Emit the data below verbatim, stripping out any pictures.

Record extracts:
--- start ---

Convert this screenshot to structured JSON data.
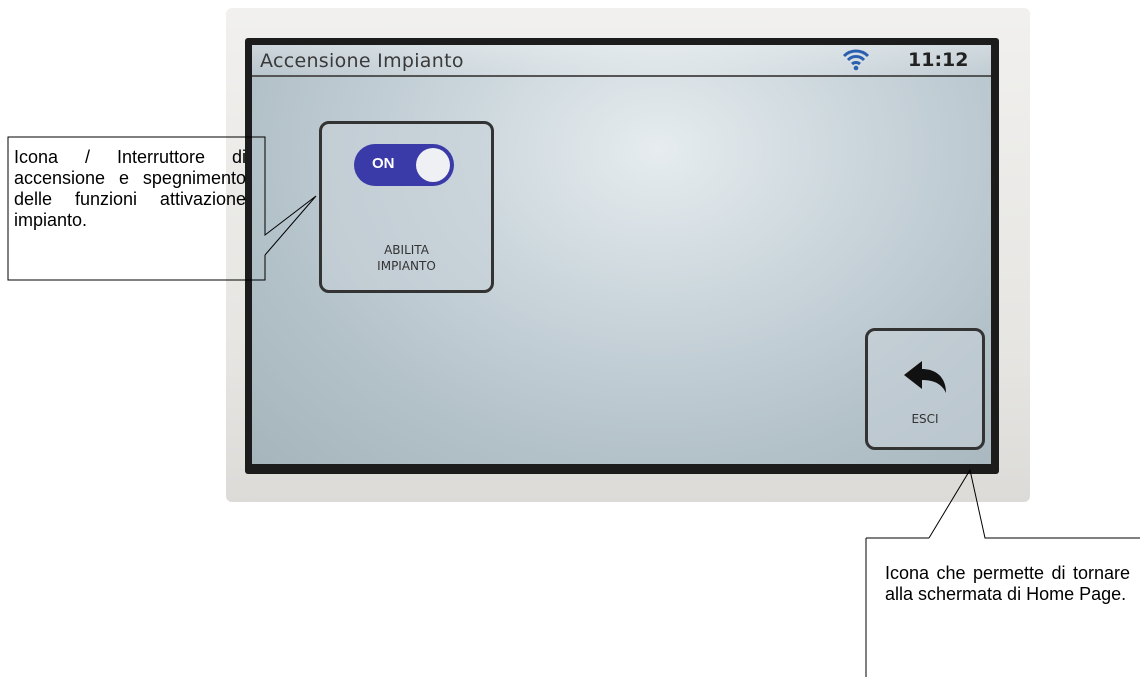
{
  "screen": {
    "title": "Accensione Impianto",
    "clock": "11:12",
    "status_icons": [
      "wifi-icon"
    ]
  },
  "tiles": {
    "impianto": {
      "toggle_state": "ON",
      "caption_line1": "ABILITA",
      "caption_line2": "IMPIANTO"
    },
    "esci": {
      "icon": "back-arrow-icon",
      "caption": "ESCI"
    }
  },
  "callouts": {
    "left": "Icona / Interruttore di accensione e spegnimento delle funzioni attivazione impianto.",
    "right": "Icona che permette di tornare alla schermata di Home Page."
  },
  "colors": {
    "toggle_on": "#3a3aa8",
    "wifi": "#2a5fb0"
  }
}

--- end ---

Expected answer:
Convert this screenshot to structured JSON data.
{
  "screen": {
    "title": "Accensione Impianto",
    "clock": "11:12",
    "status_icons": [
      "wifi-icon"
    ]
  },
  "tiles": {
    "impianto": {
      "toggle_state": "ON",
      "caption_line1": "ABILITA",
      "caption_line2": "IMPIANTO"
    },
    "esci": {
      "icon": "back-arrow-icon",
      "caption": "ESCI"
    }
  },
  "callouts": {
    "left": "Icona / Interruttore di accensione e spegnimento delle funzioni attivazione impianto.",
    "right": "Icona che permette di tornare alla schermata di Home Page."
  },
  "colors": {
    "toggle_on": "#3a3aa8",
    "wifi": "#2a5fb0"
  }
}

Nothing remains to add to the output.